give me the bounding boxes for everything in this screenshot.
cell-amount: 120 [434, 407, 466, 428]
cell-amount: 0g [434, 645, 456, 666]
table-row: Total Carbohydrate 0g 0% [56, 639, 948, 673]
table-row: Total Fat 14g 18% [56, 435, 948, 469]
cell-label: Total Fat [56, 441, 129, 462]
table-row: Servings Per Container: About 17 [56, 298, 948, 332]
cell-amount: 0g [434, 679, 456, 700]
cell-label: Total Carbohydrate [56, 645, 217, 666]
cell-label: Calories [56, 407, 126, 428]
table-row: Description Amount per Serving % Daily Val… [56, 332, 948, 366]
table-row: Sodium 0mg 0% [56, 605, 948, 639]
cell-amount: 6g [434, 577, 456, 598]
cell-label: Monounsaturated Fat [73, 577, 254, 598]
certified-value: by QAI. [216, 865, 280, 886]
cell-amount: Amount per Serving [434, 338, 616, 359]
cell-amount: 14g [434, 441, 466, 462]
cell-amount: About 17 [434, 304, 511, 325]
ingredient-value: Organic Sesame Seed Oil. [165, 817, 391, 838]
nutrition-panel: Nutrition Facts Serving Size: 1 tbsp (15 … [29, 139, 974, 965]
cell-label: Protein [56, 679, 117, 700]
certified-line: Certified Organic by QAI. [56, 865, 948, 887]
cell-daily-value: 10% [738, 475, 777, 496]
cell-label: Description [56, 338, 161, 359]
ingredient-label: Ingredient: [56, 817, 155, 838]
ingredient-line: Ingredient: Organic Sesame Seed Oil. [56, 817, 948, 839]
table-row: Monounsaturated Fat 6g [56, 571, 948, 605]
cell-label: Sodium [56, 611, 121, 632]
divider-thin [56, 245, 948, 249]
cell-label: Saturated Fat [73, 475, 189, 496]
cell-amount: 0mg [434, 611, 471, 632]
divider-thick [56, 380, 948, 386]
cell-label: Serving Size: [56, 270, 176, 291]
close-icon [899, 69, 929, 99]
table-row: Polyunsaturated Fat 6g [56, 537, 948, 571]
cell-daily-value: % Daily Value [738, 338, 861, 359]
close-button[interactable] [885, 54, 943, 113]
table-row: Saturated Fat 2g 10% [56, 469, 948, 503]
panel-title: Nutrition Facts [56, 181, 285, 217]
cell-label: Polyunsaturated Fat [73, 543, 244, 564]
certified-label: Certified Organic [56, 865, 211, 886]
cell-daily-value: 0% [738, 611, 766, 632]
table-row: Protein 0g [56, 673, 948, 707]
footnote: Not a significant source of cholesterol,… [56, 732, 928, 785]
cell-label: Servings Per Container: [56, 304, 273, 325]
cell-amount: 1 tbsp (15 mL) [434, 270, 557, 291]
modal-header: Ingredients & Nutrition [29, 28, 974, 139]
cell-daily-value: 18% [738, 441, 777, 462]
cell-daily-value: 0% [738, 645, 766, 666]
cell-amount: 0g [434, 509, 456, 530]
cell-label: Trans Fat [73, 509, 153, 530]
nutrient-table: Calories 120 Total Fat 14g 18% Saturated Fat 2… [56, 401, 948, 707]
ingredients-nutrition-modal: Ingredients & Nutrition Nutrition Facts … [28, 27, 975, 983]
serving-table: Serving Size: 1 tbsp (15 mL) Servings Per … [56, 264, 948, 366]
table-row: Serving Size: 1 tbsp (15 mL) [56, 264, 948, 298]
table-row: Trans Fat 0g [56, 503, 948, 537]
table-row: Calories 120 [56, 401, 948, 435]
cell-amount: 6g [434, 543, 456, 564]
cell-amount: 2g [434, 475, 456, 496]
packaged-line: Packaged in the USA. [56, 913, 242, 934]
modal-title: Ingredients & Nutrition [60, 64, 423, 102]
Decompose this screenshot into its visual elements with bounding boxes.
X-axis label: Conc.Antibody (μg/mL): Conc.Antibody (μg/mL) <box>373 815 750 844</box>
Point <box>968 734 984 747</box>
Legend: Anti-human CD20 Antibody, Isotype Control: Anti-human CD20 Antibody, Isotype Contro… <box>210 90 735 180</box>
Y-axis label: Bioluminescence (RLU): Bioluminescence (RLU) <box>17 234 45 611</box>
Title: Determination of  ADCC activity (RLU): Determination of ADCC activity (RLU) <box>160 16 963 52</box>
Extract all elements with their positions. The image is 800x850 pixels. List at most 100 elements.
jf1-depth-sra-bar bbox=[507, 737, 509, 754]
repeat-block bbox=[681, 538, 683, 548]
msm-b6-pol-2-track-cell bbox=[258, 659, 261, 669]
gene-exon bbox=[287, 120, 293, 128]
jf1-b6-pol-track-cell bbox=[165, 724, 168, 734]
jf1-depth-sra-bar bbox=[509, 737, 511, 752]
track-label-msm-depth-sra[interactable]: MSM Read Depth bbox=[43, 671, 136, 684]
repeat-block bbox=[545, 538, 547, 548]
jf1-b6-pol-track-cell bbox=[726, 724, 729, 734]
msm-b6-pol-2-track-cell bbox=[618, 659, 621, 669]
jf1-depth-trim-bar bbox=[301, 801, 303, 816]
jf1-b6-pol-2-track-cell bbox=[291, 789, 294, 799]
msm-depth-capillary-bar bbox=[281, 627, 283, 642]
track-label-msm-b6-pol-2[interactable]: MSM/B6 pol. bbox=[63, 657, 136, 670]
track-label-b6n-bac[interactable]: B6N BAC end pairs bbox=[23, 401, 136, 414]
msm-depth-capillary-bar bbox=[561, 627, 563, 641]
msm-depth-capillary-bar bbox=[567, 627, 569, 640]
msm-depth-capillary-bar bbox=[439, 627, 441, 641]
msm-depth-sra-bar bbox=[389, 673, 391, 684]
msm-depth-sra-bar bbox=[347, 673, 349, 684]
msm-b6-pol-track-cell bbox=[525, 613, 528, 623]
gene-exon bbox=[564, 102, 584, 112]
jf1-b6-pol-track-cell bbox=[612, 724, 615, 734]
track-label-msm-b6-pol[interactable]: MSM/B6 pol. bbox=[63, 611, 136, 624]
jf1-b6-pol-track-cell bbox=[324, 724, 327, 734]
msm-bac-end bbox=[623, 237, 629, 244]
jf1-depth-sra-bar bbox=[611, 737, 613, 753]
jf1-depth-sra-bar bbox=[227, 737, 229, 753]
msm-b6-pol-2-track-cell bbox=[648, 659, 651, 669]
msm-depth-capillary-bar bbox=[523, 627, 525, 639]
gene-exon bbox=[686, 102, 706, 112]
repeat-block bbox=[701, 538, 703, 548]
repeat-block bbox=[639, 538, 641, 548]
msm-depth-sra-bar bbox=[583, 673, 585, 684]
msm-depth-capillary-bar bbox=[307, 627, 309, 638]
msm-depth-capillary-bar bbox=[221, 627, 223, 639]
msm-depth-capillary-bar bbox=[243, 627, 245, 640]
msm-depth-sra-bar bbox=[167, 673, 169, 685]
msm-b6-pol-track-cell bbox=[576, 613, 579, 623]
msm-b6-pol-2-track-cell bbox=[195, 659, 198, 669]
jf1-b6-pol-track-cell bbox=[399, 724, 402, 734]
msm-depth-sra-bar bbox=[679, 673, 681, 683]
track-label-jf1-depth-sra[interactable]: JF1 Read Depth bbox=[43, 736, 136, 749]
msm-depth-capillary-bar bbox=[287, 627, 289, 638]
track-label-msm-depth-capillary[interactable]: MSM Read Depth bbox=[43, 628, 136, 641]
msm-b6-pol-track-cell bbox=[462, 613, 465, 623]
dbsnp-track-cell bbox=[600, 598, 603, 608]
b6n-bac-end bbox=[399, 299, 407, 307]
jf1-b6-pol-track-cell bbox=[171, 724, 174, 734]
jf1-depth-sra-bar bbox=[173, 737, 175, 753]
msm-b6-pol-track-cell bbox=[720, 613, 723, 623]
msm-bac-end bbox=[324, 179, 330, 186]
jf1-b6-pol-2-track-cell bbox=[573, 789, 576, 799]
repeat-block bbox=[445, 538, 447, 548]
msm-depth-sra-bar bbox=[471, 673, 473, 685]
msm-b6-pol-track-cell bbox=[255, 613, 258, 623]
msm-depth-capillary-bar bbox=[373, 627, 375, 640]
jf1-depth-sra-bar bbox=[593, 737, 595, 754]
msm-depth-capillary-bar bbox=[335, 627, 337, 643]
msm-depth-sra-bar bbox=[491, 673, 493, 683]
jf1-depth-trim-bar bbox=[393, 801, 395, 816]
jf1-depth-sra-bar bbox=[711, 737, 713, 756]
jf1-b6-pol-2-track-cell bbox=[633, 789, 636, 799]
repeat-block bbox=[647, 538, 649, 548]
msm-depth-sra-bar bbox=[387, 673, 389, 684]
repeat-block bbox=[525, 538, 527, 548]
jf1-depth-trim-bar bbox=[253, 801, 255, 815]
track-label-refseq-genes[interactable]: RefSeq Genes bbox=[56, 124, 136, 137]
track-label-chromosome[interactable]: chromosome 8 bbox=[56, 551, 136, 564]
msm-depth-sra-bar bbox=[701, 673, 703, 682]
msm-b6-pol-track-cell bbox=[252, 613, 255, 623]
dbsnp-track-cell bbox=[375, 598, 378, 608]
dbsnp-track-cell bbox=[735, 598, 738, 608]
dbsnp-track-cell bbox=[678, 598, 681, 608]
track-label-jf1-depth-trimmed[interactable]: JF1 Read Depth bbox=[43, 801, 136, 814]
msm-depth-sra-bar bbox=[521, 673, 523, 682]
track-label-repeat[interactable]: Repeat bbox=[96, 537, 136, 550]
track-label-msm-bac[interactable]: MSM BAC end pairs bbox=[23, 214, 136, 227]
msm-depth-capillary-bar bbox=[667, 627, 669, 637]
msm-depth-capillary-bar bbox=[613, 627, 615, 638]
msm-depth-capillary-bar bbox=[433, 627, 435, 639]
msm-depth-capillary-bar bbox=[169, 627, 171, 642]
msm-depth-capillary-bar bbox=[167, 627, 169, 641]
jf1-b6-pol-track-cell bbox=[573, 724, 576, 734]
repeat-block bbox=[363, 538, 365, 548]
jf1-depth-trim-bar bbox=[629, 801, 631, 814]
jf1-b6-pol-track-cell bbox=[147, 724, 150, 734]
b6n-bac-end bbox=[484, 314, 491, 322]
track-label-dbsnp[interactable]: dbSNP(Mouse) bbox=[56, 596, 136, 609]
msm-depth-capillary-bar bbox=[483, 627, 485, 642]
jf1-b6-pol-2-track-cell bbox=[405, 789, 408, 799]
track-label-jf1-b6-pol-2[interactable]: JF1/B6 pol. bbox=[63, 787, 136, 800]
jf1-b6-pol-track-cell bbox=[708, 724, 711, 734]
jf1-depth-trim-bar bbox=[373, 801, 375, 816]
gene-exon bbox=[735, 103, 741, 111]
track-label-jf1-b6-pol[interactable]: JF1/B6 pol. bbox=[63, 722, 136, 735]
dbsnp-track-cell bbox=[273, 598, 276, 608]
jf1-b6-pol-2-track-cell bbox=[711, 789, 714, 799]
━━━━━━━━━━
**What is expected:** In the entries above, copy each line that contains the string "dbsnp".

**Written reply:**
dbsnp-track-cell bbox=[600, 598, 603, 608]
dbsnp-track-cell bbox=[375, 598, 378, 608]
dbsnp-track-cell bbox=[735, 598, 738, 608]
dbsnp-track-cell bbox=[678, 598, 681, 608]
track-label-dbsnp[interactable]: dbSNP(Mouse) bbox=[56, 596, 136, 609]
dbsnp-track-cell bbox=[273, 598, 276, 608]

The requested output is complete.